Show every line below where "الإجراءات" can be found.

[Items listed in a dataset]
################
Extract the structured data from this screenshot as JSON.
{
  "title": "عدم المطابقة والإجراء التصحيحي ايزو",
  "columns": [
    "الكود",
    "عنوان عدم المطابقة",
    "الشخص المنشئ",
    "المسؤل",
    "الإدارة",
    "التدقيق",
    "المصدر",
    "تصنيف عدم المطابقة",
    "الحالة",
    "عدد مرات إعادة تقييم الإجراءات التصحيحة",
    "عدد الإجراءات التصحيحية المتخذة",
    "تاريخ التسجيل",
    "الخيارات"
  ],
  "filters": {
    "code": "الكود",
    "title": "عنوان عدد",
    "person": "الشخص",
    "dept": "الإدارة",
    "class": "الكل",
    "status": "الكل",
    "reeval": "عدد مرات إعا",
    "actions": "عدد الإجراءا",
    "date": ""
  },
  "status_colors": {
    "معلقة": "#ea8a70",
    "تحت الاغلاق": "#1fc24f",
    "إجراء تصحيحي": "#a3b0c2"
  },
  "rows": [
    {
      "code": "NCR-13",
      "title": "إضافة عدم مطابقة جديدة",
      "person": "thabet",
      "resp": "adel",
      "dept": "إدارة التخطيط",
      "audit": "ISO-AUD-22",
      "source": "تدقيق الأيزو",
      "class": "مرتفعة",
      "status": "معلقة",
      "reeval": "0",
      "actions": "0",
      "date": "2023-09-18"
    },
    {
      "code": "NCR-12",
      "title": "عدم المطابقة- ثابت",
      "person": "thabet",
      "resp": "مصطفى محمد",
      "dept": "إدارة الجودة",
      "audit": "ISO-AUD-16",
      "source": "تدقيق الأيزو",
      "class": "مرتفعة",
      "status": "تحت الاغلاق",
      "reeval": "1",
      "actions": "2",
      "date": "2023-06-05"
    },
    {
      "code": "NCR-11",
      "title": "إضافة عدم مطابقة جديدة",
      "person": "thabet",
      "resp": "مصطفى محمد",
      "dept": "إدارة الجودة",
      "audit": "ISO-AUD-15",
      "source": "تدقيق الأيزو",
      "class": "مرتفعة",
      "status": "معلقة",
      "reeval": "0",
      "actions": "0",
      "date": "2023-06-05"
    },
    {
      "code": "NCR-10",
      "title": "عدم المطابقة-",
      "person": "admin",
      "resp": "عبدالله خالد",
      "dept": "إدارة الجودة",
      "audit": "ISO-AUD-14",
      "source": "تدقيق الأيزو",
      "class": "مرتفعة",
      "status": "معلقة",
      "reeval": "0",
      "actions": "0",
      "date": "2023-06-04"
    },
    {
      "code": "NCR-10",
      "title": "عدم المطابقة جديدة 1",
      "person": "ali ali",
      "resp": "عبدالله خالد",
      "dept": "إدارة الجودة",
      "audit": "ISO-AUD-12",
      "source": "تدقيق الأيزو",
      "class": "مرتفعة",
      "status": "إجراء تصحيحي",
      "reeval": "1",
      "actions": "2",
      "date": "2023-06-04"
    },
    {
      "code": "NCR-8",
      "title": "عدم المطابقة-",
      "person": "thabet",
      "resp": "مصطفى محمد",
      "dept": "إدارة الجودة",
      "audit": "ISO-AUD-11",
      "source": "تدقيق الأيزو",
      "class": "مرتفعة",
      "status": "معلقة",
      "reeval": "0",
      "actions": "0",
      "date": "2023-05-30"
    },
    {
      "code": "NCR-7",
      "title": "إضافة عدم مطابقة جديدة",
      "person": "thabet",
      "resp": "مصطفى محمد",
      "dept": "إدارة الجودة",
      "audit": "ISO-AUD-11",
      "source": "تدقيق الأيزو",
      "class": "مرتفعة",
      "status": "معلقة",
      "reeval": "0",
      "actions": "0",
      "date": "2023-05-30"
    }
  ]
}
################
IN RESPONSE
    "عدد مرات إعادة تقييم الإجراءات التصحيحة",
    "عدد الإجراءات التصحيحية المتخذة",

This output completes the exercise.